- [The exercise]
Leave out any picture and return the remaining listing below exactly as given.

- [Provided data]
/---
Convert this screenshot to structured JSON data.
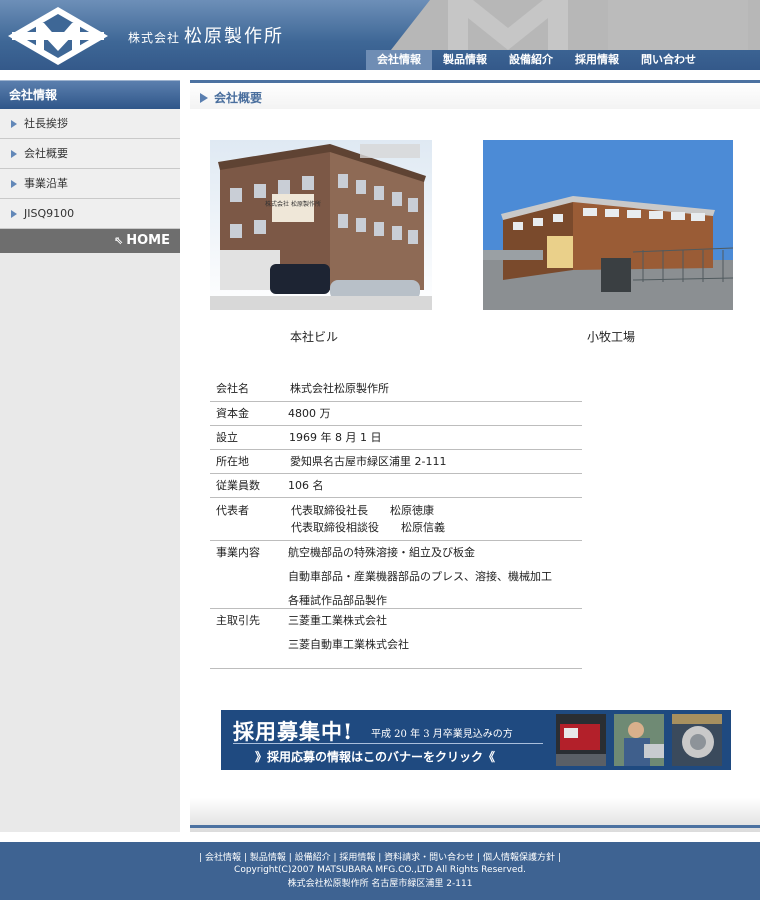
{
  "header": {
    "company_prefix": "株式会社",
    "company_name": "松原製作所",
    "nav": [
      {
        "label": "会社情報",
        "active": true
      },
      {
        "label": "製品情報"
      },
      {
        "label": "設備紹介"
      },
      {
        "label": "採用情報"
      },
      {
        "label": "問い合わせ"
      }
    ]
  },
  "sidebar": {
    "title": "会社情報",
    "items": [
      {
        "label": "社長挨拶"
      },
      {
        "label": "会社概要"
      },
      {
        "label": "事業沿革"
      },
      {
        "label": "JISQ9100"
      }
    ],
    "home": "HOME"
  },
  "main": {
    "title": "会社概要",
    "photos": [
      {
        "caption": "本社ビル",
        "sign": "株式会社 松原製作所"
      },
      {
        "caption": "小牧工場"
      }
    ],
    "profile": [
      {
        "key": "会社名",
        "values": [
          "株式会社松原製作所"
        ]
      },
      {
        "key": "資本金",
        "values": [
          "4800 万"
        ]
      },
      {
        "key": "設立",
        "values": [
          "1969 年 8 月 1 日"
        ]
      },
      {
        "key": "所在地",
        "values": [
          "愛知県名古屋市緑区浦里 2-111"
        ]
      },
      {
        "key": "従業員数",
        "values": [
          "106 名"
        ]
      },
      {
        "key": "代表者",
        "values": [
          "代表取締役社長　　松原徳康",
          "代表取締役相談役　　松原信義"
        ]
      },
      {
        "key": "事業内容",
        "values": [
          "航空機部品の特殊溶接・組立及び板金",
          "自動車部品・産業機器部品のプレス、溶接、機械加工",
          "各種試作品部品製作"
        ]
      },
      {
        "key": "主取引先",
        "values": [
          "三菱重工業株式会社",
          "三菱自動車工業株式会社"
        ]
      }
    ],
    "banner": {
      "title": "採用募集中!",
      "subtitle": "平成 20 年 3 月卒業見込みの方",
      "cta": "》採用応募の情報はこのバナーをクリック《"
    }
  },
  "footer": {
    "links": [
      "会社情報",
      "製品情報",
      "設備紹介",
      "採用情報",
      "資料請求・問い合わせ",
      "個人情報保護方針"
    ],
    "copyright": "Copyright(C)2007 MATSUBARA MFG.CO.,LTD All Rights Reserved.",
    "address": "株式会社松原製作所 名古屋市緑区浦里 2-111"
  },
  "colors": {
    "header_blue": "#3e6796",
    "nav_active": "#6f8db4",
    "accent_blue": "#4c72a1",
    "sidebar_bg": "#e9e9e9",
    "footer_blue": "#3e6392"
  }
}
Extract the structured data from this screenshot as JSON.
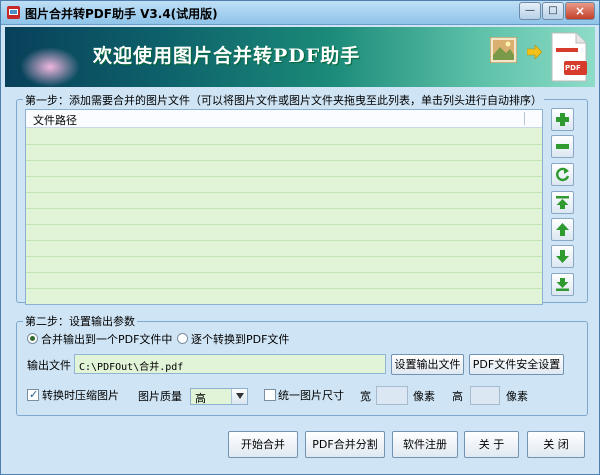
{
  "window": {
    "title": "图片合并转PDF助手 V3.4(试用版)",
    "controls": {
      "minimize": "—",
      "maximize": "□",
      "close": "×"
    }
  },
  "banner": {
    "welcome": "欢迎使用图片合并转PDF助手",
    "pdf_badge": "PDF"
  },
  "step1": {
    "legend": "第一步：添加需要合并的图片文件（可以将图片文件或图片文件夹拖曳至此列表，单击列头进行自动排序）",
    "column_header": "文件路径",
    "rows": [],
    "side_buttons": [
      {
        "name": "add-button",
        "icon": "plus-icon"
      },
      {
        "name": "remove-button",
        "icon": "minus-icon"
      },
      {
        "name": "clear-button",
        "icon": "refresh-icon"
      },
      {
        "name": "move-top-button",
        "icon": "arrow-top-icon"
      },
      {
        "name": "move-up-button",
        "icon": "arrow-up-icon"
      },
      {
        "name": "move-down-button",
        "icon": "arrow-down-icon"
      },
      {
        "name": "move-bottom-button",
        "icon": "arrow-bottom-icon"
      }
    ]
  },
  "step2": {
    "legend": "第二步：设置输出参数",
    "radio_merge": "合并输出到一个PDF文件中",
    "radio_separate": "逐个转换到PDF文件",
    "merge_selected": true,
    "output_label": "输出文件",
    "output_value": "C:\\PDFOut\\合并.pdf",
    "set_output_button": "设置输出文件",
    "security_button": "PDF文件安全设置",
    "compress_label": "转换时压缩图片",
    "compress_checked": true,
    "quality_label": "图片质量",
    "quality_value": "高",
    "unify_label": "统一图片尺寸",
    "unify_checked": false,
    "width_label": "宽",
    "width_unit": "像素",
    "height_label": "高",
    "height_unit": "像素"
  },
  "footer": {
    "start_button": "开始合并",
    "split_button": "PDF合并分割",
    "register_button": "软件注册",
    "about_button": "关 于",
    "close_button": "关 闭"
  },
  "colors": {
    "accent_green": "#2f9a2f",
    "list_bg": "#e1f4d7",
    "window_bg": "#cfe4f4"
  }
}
\---
- [Response to the exercise]
Convert this screenshot to structured JSON data.
{
  "header": {
    "company_prefix": "株式会社",
    "company_name": "松原製作所",
    "nav": [
      {
        "label": "会社情報",
        "active": true
      },
      {
        "label": "製品情報"
      },
      {
        "label": "設備紹介"
      },
      {
        "label": "採用情報"
      },
      {
        "label": "問い合わせ"
      }
    ]
  },
  "sidebar": {
    "title": "会社情報",
    "items": [
      {
        "label": "社長挨拶"
      },
      {
        "label": "会社概要"
      },
      {
        "label": "事業沿革"
      },
      {
        "label": "JISQ9100"
      }
    ],
    "home": "HOME"
  },
  "main": {
    "title": "会社概要",
    "photos": [
      {
        "caption": "本社ビル",
        "sign": "株式会社 松原製作所"
      },
      {
        "caption": "小牧工場"
      }
    ],
    "profile": [
      {
        "key": "会社名",
        "values": [
          "株式会社松原製作所"
        ]
      },
      {
        "key": "資本金",
        "values": [
          "4800 万"
        ]
      },
      {
        "key": "設立",
        "values": [
          "1969 年 8 月 1 日"
        ]
      },
      {
        "key": "所在地",
        "values": [
          "愛知県名古屋市緑区浦里 2-111"
        ]
      },
      {
        "key": "従業員数",
        "values": [
          "106 名"
        ]
      },
      {
        "key": "代表者",
        "values": [
          "代表取締役社長　　松原徳康",
          "代表取締役相談役　　松原信義"
        ]
      },
      {
        "key": "事業内容",
        "values": [
          "航空機部品の特殊溶接・組立及び板金",
          "自動車部品・産業機器部品のプレス、溶接、機械加工",
          "各種試作品部品製作"
        ]
      },
      {
        "key": "主取引先",
        "values": [
          "三菱重工業株式会社",
          "三菱自動車工業株式会社"
        ]
      }
    ],
    "banner": {
      "title": "採用募集中!",
      "subtitle": "平成 20 年 3 月卒業見込みの方",
      "cta": "》採用応募の情報はこのバナーをクリック《"
    }
  },
  "footer": {
    "links": [
      "会社情報",
      "製品情報",
      "設備紹介",
      "採用情報",
      "資料請求・問い合わせ",
      "個人情報保護方針"
    ],
    "copyright": "Copyright(C)2007 MATSUBARA MFG.CO.,LTD All Rights Reserved.",
    "address": "株式会社松原製作所 名古屋市緑区浦里 2-111"
  },
  "colors": {
    "header_blue": "#3e6796",
    "nav_active": "#6f8db4",
    "accent_blue": "#4c72a1",
    "sidebar_bg": "#e9e9e9",
    "footer_blue": "#3e6392"
  }
}
Extract the structured data from this screenshot as JSON.
{
  "window": {
    "title": "图片合并转PDF助手 V3.4(试用版)",
    "controls": {
      "minimize": "—",
      "maximize": "□",
      "close": "×"
    }
  },
  "banner": {
    "welcome": "欢迎使用图片合并转PDF助手",
    "pdf_badge": "PDF"
  },
  "step1": {
    "legend": "第一步：添加需要合并的图片文件（可以将图片文件或图片文件夹拖曳至此列表，单击列头进行自动排序）",
    "column_header": "文件路径",
    "rows": [],
    "side_buttons": [
      {
        "name": "add-button",
        "icon": "plus-icon"
      },
      {
        "name": "remove-button",
        "icon": "minus-icon"
      },
      {
        "name": "clear-button",
        "icon": "refresh-icon"
      },
      {
        "name": "move-top-button",
        "icon": "arrow-top-icon"
      },
      {
        "name": "move-up-button",
        "icon": "arrow-up-icon"
      },
      {
        "name": "move-down-button",
        "icon": "arrow-down-icon"
      },
      {
        "name": "move-bottom-button",
        "icon": "arrow-bottom-icon"
      }
    ]
  },
  "step2": {
    "legend": "第二步：设置输出参数",
    "radio_merge": "合并输出到一个PDF文件中",
    "radio_separate": "逐个转换到PDF文件",
    "merge_selected": true,
    "output_label": "输出文件",
    "output_value": "C:\\PDFOut\\合并.pdf",
    "set_output_button": "设置输出文件",
    "security_button": "PDF文件安全设置",
    "compress_label": "转换时压缩图片",
    "compress_checked": true,
    "quality_label": "图片质量",
    "quality_value": "高",
    "unify_label": "统一图片尺寸",
    "unify_checked": false,
    "width_label": "宽",
    "width_unit": "像素",
    "height_label": "高",
    "height_unit": "像素"
  },
  "footer": {
    "start_button": "开始合并",
    "split_button": "PDF合并分割",
    "register_button": "软件注册",
    "about_button": "关 于",
    "close_button": "关 闭"
  },
  "colors": {
    "accent_green": "#2f9a2f",
    "list_bg": "#e1f4d7",
    "window_bg": "#cfe4f4"
  }
}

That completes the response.